* _INSTRUCTION_
Please copy the rows word for word, starting at the line that contains "bar-2033: [697, 228, 733, 455]" and ending at the line that contains "I need the location", with both of those lines included.

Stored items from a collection
____

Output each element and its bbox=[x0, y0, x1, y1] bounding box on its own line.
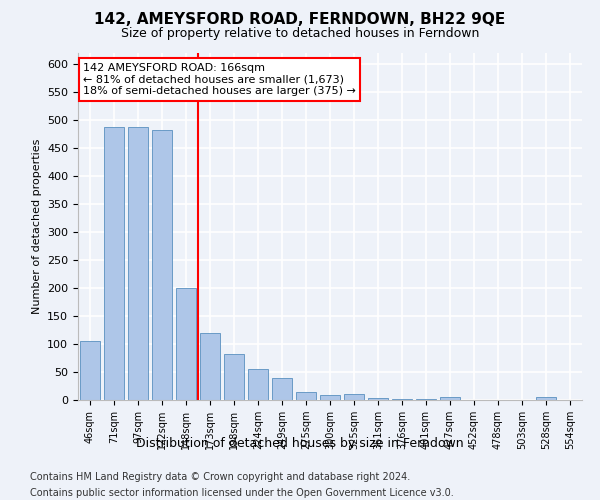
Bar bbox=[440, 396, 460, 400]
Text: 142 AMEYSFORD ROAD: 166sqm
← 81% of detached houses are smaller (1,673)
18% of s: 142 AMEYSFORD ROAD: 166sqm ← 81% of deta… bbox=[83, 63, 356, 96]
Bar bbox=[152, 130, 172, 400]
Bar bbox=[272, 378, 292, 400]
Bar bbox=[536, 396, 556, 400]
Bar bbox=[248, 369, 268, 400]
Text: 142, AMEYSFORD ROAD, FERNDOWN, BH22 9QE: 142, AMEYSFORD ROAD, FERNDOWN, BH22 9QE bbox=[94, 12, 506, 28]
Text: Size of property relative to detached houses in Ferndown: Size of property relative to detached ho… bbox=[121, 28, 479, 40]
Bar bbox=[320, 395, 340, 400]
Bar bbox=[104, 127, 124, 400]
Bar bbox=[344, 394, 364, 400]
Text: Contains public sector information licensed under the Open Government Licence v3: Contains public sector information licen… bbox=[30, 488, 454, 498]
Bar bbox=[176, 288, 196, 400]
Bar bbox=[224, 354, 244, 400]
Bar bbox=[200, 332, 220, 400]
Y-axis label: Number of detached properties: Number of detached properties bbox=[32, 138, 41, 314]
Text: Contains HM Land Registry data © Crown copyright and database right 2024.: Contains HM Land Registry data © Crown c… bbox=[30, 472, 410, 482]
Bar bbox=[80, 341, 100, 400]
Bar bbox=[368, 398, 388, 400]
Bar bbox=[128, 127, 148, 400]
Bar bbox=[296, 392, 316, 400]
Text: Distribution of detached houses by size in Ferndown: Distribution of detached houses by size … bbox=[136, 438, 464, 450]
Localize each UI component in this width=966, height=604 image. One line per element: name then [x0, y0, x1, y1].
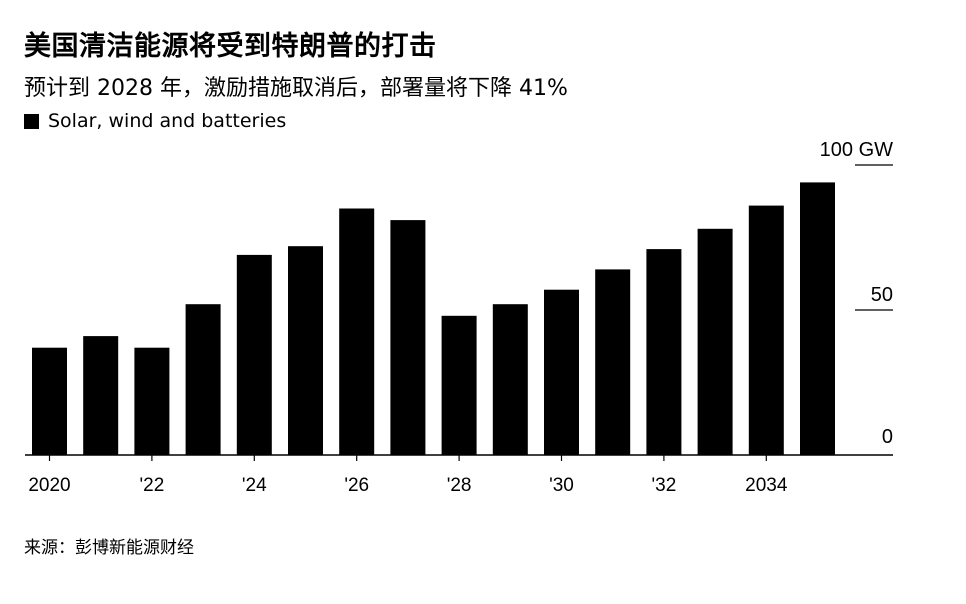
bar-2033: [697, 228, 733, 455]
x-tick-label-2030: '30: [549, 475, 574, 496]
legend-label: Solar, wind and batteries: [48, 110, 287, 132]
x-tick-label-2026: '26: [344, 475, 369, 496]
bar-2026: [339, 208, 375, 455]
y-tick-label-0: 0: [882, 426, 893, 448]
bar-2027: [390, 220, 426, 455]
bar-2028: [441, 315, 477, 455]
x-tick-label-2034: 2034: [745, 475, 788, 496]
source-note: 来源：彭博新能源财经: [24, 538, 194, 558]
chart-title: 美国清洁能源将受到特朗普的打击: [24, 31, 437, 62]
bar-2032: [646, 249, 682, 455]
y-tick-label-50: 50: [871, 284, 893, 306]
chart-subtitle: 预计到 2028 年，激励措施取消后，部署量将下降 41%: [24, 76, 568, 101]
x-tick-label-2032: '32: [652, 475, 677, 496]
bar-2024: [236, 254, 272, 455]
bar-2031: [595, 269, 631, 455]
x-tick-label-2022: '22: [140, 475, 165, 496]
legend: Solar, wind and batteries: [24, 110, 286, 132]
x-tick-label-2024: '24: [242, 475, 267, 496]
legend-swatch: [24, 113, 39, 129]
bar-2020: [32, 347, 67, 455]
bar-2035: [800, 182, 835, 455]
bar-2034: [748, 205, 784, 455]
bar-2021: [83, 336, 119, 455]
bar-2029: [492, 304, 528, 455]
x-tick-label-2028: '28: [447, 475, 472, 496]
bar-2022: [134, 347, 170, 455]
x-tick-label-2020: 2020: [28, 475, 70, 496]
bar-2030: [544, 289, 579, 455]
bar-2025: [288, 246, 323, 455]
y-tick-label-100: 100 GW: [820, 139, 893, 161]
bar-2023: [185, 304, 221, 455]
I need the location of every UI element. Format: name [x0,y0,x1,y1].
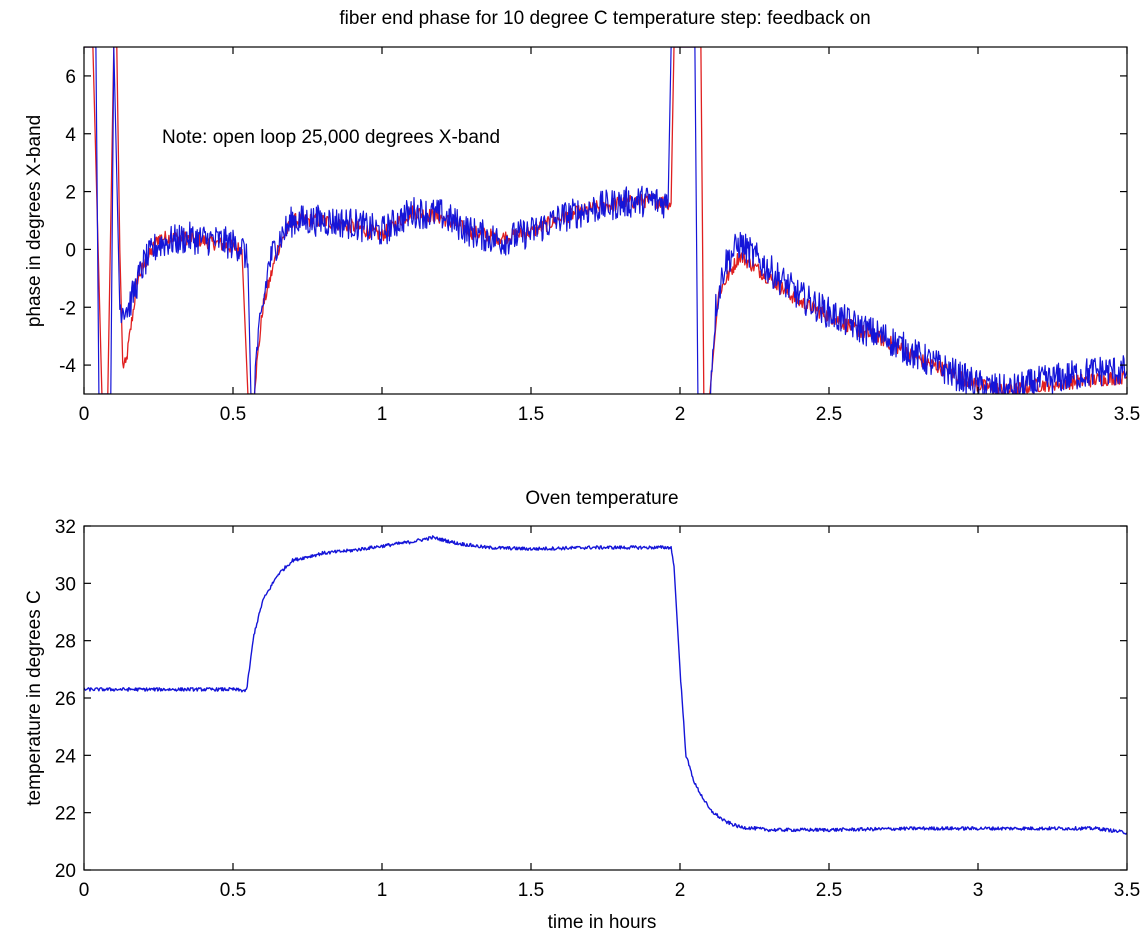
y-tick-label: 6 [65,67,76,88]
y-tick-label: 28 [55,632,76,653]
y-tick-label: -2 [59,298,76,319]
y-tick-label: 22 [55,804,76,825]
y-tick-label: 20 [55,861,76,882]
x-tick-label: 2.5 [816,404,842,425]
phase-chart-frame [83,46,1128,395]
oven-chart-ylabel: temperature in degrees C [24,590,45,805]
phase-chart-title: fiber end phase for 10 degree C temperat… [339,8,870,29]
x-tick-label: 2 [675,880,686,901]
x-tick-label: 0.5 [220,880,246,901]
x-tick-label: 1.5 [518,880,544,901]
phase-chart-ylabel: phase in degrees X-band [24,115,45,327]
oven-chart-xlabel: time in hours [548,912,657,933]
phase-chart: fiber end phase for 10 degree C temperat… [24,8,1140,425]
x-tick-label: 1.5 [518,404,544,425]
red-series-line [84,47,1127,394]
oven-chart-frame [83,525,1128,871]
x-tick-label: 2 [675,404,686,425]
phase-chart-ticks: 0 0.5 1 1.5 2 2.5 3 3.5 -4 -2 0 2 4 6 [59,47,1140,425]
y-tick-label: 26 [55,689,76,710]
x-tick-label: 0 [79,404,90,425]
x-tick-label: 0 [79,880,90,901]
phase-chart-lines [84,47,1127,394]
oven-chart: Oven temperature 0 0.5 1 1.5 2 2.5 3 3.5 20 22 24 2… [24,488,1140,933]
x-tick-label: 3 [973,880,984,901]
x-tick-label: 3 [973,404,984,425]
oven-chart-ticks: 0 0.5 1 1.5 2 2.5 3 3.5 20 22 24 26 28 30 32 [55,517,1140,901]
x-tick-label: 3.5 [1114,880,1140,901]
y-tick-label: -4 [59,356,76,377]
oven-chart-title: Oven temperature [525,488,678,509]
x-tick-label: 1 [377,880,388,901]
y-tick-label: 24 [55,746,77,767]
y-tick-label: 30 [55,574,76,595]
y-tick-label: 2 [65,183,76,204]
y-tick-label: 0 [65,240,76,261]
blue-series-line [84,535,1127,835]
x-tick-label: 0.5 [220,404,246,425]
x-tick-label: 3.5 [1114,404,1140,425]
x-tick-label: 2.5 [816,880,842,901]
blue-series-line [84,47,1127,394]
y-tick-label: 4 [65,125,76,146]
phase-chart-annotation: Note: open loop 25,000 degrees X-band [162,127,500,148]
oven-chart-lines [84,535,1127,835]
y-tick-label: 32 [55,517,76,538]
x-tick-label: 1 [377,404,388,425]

____

* _OUTPUT FOR THIS EXERCISE_
bar-2033: [697, 228, 733, 455]
x-tick-label-2030: '30: [549, 475, 574, 496]
legend-label: Solar, wind and batteries: [48, 110, 287, 132]
x-tick-label-2026: '26: [344, 475, 369, 496]
bar-2026: [339, 208, 375, 455]
y-tick-label-0: 0: [882, 426, 893, 448]
bar-2027: [390, 220, 426, 455]
bar-2028: [441, 315, 477, 455]
x-tick-label-2034: 2034: [745, 475, 788, 496]
source-note: 来源：彭博新能源财经: [24, 538, 194, 558]
chart-title: 美国清洁能源将受到特朗普的打击: [24, 31, 437, 62]
bar-2032: [646, 249, 682, 455]
y-tick-label-50: 50: [871, 284, 893, 306]
chart-subtitle: 预计到 2028 年，激励措施取消后，部署量将下降 41%: [24, 76, 568, 101]
x-tick-label-2032: '32: [652, 475, 677, 496]
bar-2024: [236, 254, 272, 455]
bar-2031: [595, 269, 631, 455]
x-tick-label-2022: '22: [140, 475, 165, 496]
legend: Solar, wind and batteries: [24, 110, 286, 132]
x-tick-label-2024: '24: [242, 475, 267, 496]
legend-swatch: [24, 113, 39, 129]
bar-2020: [32, 347, 67, 455]
bar-2035: [800, 182, 835, 455]
bar-2034: [748, 205, 784, 455]
bar-2021: [83, 336, 119, 455]
bar-2029: [492, 304, 528, 455]
x-tick-label-2028: '28: [447, 475, 472, 496]
bar-2022: [134, 347, 170, 455]
x-tick-label-2020: 2020: [28, 475, 70, 496]
bar-2030: [544, 289, 579, 455]
bar-2025: [288, 246, 323, 455]
y-tick-label-100: 100 GW: [820, 139, 893, 161]
bar-2023: [185, 304, 221, 455]
I need the location of every UI element. Format: name [x0,y0,x1,y1].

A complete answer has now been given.